A sequence of records
++++

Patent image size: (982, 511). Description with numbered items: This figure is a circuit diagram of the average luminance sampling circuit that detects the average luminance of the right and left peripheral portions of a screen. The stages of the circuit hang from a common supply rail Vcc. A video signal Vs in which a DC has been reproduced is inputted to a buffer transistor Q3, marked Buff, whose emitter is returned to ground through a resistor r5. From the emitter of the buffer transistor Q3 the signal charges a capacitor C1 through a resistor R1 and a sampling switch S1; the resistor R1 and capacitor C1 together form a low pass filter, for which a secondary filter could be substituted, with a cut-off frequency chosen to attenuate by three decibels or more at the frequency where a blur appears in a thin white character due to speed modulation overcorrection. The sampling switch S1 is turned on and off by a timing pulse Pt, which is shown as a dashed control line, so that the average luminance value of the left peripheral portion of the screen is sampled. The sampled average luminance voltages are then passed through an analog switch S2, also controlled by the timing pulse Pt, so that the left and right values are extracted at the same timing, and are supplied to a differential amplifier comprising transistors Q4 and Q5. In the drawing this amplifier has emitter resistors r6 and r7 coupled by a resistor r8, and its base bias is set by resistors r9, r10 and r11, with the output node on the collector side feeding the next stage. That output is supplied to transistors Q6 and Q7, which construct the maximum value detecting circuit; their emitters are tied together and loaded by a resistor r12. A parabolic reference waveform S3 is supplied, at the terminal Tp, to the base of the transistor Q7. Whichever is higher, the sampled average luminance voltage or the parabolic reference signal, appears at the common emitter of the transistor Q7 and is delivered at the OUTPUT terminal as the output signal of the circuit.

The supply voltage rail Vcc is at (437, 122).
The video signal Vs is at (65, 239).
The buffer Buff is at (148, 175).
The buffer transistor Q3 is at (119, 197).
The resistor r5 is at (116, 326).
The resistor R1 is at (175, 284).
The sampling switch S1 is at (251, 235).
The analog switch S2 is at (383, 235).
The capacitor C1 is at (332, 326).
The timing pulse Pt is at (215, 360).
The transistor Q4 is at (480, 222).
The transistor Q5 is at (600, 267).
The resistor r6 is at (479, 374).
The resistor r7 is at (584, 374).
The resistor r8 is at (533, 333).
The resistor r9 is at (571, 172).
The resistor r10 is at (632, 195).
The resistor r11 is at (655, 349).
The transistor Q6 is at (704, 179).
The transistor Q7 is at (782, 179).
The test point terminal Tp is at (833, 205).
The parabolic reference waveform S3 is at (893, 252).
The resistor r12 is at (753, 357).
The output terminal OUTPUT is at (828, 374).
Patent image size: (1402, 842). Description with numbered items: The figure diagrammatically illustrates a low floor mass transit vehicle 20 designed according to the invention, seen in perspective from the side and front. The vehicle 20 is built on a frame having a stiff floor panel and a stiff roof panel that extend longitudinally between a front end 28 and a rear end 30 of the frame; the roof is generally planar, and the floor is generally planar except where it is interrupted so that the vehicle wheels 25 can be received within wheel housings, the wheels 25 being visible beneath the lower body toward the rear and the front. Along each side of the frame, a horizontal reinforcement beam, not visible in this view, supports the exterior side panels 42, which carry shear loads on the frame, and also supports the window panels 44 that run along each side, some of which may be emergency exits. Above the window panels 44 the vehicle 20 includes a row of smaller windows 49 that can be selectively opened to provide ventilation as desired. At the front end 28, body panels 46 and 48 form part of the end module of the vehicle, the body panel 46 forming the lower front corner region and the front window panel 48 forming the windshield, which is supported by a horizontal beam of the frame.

++++

**WHAT YOU WILL DO**
Lay out every line of the material above as a Markdown table with the columns Row and Line, numbering each row and leaving out blank lines.

**RESPONSE TO THE EXERCISE**
| Row | Line |
|---|---|
| 1 | Patent image size: (982, 511). Description with numbered items: This figure is a circuit diagram of the average luminance sampling circuit that detects the average luminance of the right and left peripheral portions of a screen. The stages of the circuit hang from a common supply rail Vcc. A video signal Vs in which a DC has been reproduced is inputted to a buffer transistor Q3, marked Buff, whose emitter is returned to ground through a resistor r5. From the emitter of the buffer transistor Q3 the signal charges a capacitor C1 through a resistor R1 and a sampling switch S1; the resistor R1 and capacitor C1 together form a low pass filter, for which a secondary filter could be substituted, with a cut-off frequency chosen to attenuate by three decibels or more at the frequency where a blur appears in a thin white character due to speed modulation overcorrection. The sampling switch S1 is turned on and off by a timing pulse Pt, which is shown as a dashed control line, so that the average luminance value of the left peripheral portion of the screen is sampled. The sampled average luminance voltages are then passed through an analog switch S2, also controlled by the timing pulse Pt, so that the left and right values are extracted at the same timing, and are supplied to a differential amplifier comprising transistors Q4 and Q5. In the drawing this amplifier has emitter resistors r6 and r7 coupled by a resistor r8, and its base bias is set by resistors r9, r10 and r11, with the output node on the collector side feeding the next stage. That output is supplied to transistors Q6 and Q7, which construct the maximum value detecting circuit; their emitters are tied together and loaded by a resistor r12. A parabolic reference waveform S3 is supplied, at the terminal Tp, to the base of the transistor Q7. Whichever is higher, the sampled average luminance voltage or the parabolic reference signal, appears at the common emitter of the transistor Q7 and is delivered at the OUTPUT terminal as the output signal of the circuit. |
| 2 | The supply voltage rail Vcc is at (437, 122). |
| 3 | The video signal Vs is at (65, 239). |
| 4 | The buffer Buff is at (148, 175). |
| 5 | The buffer transistor Q3 is at (119, 197). |
| 6 | The resistor r5 is at (116, 326). |
| 7 | The resistor R1 is at (175, 284). |
| 8 | The sampling switch S1 is at (251, 235). |
| 9 | The analog switch S2 is at (383, 235). |
| 10 | The capacitor C1 is at (332, 326). |
| 11 | The timing pulse Pt is at (215, 360). |
| 12 | The transistor Q4 is at (480, 222). |
| 13 | The transistor Q5 is at (600, 267). |
| 14 | The resistor r6 is at (479, 374). |
| 15 | The resistor r7 is at (584, 374). |
| 16 | The resistor r8 is at (533, 333). |
| 17 | The resistor r9 is at (571, 172). |
| 18 | The resistor r10 is at (632, 195). |
| 19 | The resistor r11 is at (655, 349). |
| 20 | The transistor Q6 is at (704, 179). |
| 21 | The transistor Q7 is at (782, 179). |
| 22 | The test point terminal Tp is at (833, 205). |
| 23 | The parabolic reference waveform S3 is at (893, 252). |
| 24 | The resistor r12 is at (753, 357). |
| 25 | The output terminal OUTPUT is at (828, 374). |
| 26 | Patent image size: (1402, 842). Description with numbered items: The figure diagrammatically illustrates a low floor mass transit vehicle 20 designed according to the invention, seen in perspective from the side and front. The vehicle 20 is built on a frame having a stiff floor panel and a stiff roof panel that extend longitudinally between a front end 28 and a rear end 30 of the frame; the roof is generally planar, and the floor is generally planar except where it is interrupted so that the vehicle wheels 25 can be received within wheel housings, the wheels 25 being visible beneath the lower body toward the rear and the front. Along each side of the frame, a horizontal reinforcement beam, not visible in this view, supports the exterior side panels 42, which carry shear loads on the frame, and also supports the window panels 44 that run along each side, some of which may be emergency exits. Above the window panels 44 the vehicle 20 includes a row of smaller windows 49 that can be selectively opened to provide ventilation as desired. At the front end 28, body panels 46 and 48 form part of the end module of the vehicle, the body panel 46 forming the lower front corner region and the front window panel 48 forming the windshield, which is supported by a horizontal beam of the frame. |